Exercise. All records should be reproduced verbatim.

Records provided.
--------------------

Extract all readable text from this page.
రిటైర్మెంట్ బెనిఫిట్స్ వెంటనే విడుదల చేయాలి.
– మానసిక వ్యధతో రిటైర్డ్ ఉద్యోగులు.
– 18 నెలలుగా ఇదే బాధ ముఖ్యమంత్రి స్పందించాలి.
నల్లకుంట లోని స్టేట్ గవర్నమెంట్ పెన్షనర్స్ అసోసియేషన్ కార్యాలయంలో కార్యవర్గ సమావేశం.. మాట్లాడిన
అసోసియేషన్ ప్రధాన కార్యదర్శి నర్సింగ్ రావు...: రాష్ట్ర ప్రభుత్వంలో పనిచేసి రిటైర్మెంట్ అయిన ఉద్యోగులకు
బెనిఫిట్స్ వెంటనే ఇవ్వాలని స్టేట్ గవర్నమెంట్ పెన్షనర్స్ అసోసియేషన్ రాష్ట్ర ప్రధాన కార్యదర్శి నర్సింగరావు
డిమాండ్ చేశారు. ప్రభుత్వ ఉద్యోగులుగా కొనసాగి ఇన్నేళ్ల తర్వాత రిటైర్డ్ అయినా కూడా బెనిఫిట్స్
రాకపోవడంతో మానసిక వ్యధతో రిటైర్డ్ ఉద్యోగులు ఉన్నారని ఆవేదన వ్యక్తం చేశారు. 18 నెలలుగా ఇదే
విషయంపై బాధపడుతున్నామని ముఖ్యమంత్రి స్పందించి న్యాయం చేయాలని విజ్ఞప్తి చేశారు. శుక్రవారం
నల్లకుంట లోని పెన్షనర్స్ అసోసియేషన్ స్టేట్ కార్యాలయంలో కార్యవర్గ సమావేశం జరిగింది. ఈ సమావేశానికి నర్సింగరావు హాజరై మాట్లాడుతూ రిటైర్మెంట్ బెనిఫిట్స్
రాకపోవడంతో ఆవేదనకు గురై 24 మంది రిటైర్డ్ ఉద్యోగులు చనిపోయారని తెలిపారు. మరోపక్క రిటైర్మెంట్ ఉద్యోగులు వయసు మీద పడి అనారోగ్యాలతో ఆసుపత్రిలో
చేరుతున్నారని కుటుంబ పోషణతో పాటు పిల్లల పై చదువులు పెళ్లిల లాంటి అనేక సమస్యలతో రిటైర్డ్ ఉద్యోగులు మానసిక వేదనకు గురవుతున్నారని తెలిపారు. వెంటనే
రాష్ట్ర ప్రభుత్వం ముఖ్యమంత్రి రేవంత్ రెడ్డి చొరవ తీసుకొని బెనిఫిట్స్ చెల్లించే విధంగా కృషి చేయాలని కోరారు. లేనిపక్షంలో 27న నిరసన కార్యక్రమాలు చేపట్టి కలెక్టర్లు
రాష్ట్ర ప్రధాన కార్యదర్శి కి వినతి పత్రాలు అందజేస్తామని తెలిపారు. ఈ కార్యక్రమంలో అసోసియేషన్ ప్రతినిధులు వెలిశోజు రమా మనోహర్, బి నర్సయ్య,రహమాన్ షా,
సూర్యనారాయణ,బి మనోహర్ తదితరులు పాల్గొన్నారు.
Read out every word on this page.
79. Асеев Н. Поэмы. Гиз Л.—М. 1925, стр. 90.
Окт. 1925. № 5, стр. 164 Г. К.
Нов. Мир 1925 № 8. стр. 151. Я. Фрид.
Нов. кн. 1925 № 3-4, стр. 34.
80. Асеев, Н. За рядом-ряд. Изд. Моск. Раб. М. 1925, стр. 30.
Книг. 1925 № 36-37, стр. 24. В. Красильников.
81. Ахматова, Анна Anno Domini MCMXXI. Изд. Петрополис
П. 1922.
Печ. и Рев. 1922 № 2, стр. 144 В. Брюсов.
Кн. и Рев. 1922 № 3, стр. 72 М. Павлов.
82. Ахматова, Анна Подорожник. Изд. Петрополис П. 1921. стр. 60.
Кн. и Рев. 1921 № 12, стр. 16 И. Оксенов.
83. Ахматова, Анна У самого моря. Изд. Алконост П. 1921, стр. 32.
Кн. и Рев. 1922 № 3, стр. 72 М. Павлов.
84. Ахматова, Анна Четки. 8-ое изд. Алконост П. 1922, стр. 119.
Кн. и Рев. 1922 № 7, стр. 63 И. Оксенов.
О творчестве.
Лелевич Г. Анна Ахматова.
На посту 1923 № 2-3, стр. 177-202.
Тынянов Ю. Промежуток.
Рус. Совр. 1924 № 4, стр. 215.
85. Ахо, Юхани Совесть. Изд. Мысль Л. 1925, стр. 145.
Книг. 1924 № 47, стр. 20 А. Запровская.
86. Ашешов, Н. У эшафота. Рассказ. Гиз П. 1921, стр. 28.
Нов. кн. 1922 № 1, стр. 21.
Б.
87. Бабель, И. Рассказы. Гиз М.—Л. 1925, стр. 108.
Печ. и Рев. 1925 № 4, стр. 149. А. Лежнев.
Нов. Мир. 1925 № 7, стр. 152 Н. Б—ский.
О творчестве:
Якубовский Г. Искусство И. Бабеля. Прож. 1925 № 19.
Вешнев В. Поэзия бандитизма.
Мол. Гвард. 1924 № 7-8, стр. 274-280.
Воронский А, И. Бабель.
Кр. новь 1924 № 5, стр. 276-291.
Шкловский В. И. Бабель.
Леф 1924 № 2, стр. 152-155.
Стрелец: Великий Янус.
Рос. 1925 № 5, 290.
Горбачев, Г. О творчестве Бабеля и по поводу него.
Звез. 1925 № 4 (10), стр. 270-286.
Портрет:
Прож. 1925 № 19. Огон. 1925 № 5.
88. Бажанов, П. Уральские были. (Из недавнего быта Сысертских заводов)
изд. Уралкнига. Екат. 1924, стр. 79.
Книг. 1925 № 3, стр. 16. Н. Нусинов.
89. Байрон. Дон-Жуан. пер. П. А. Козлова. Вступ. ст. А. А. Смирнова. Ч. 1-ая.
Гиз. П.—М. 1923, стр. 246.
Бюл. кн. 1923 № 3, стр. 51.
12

--------------------

The result.
Extract all readable text from this page.
రిటైర్మెంట్ బెనిఫిట్స్ వెంటనే విడుదల చేయాలి.
– మానసిక వ్యధతో రిటైర్డ్ ఉద్యోగులు.
– 18 నెలలుగా ఇదే బాధ ముఖ్యమంత్రి స్పందించాలి.
నల్లకుంట లోని స్టేట్ గవర్నమెంట్ పెన్షనర్స్ అసోసియేషన్ కార్యాలయంలో కార్యవర్గ సమావేశం.. మాట్లాడిన
అసోసియేషన్ ప్రధాన కార్యదర్శి నర్సింగ్ రావు...: రాష్ట్ర ప్రభుత్వంలో పనిచేసి రిటైర్మెంట్ అయిన ఉద్యోగులకు
బెనిఫిట్స్ వెంటనే ఇవ్వాలని స్టేట్ గవర్నమెంట్ పెన్షనర్స్ అసోసియేషన్ రాష్ట్ర ప్రధాన కార్యదర్శి నర్సింగరావు
డిమాండ్ చేశారు. ప్రభుత్వ ఉద్యోగులుగా కొనసాగి ఇన్నేళ్ల తర్వాత రిటైర్డ్ అయినా కూడా బెనిఫిట్స్
రాకపోవడంతో మానసిక వ్యధతో రిటైర్డ్ ఉద్యోగులు ఉన్నారని ఆవేదన వ్యక్తం చేశారు. 18 నెలలుగా ఇదే
విషయంపై బాధపడుతున్నామని ముఖ్యమంత్రి స్పందించి న్యాయం చేయాలని విజ్ఞప్తి చేశారు. శుక్రవారం
నల్లకుంట లోని పెన్షనర్స్ అసోసియేషన్ స్టేట్ కార్యాలయంలో కార్యవర్గ సమావేశం జరిగింది. ఈ సమావేశానికి నర్సింగరావు హాజరై మాట్లాడుతూ రిటైర్మెంట్ బెనిఫిట్స్
రాకపోవడంతో ఆవేదనకు గురై 24 మంది రిటైర్డ్ ఉద్యోగులు చనిపోయారని తెలిపారు. మరోపక్క రిటైర్మెంట్ ఉద్యోగులు వయసు మీద పడి అనారోగ్యాలతో ఆసుపత్రిలో
చేరుతున్నారని కుటుంబ పోషణతో పాటు పిల్లల పై చదువులు పెళ్లిల లాంటి అనేక సమస్యలతో రిటైర్డ్ ఉద్యోగులు మానసిక వేదనకు గురవుతున్నారని తెలిపారు. వెంటనే
రాష్ట్ర ప్రభుత్వం ముఖ్యమంత్రి రేవంత్ రెడ్డి చొరవ తీసుకొని బెనిఫిట్స్ చెల్లించే విధంగా కృషి చేయాలని కోరారు. లేనిపక్షంలో 27న నిరసన కార్యక్రమాలు చేపట్టి కలెక్టర్లు
రాష్ట్ర ప్రధాన కార్యదర్శి కి వినతి పత్రాలు అందజేస్తామని తెలిపారు. ఈ కార్యక్రమంలో అసోసియేషన్ ప్రతినిధులు వెలిశోజు రమా మనోహర్, బి నర్సయ్య,రహమాన్ షా,
సూర్యనారాయణ,బి మనోహర్ తదితరులు పాల్గొన్నారు.
Read out every word on this page.
79. Асеев Н. Поэмы. Гиз Л.—М. 1925, стр. 90.
Окт. 1925. № 5, стр. 164 Г. К.
Нов. Мир 1925 № 8. стр. 151. Я. Фрид.
Нов. кн. 1925 № 3-4, стр. 34.
80. Асеев, Н. За рядом-ряд. Изд. Моск. Раб. М. 1925, стр. 30.
Книг. 1925 № 36-37, стр. 24. В. Красильников.
81. Ахматова, Анна Anno Domini MCMXXI. Изд. Петрополис
П. 1922.
Печ. и Рев. 1922 № 2, стр. 144 В. Брюсов.
Кн. и Рев. 1922 № 3, стр. 72 М. Павлов.
82. Ахматова, Анна Подорожник. Изд. Петрополис П. 1921. стр. 60.
Кн. и Рев. 1921 № 12, стр. 16 И. Оксенов.
83. Ахматова, Анна У самого моря. Изд. Алконост П. 1921, стр. 32.
Кн. и Рев. 1922 № 3, стр. 72 М. Павлов.
84. Ахматова, Анна Четки. 8-ое изд. Алконост П. 1922, стр. 119.
Кн. и Рев. 1922 № 7, стр. 63 И. Оксенов.
О творчестве.
Лелевич Г. Анна Ахматова.
На посту 1923 № 2-3, стр. 177-202.
Тынянов Ю. Промежуток.
Рус. Совр. 1924 № 4, стр. 215.
85. Ахо, Юхани Совесть. Изд. Мысль Л. 1925, стр. 145.
Книг. 1924 № 47, стр. 20 А. Запровская.
86. Ашешов, Н. У эшафота. Рассказ. Гиз П. 1921, стр. 28.
Нов. кн. 1922 № 1, стр. 21.
Б.
87. Бабель, И. Рассказы. Гиз М.—Л. 1925, стр. 108.
Печ. и Рев. 1925 № 4, стр. 149. А. Лежнев.
Нов. Мир. 1925 № 7, стр. 152 Н. Б—ский.
О творчестве:
Якубовский Г. Искусство И. Бабеля. Прож. 1925 № 19.
Вешнев В. Поэзия бандитизма.
Мол. Гвард. 1924 № 7-8, стр. 274-280.
Воронский А, И. Бабель.
Кр. новь 1924 № 5, стр. 276-291.
Шкловский В. И. Бабель.
Леф 1924 № 2, стр. 152-155.
Стрелец: Великий Янус.
Рос. 1925 № 5, 290.
Горбачев, Г. О творчестве Бабеля и по поводу него.
Звез. 1925 № 4 (10), стр. 270-286.
Портрет:
Прож. 1925 № 19. Огон. 1925 № 5.
88. Бажанов, П. Уральские были. (Из недавнего быта Сысертских заводов)
изд. Уралкнига. Екат. 1924, стр. 79.
Книг. 1925 № 3, стр. 16. Н. Нусинов.
89. Байрон. Дон-Жуан. пер. П. А. Козлова. Вступ. ст. А. А. Смирнова. Ч. 1-ая.
Гиз. П.—М. 1923, стр. 246.
Бюл. кн. 1923 № 3, стр. 51.
12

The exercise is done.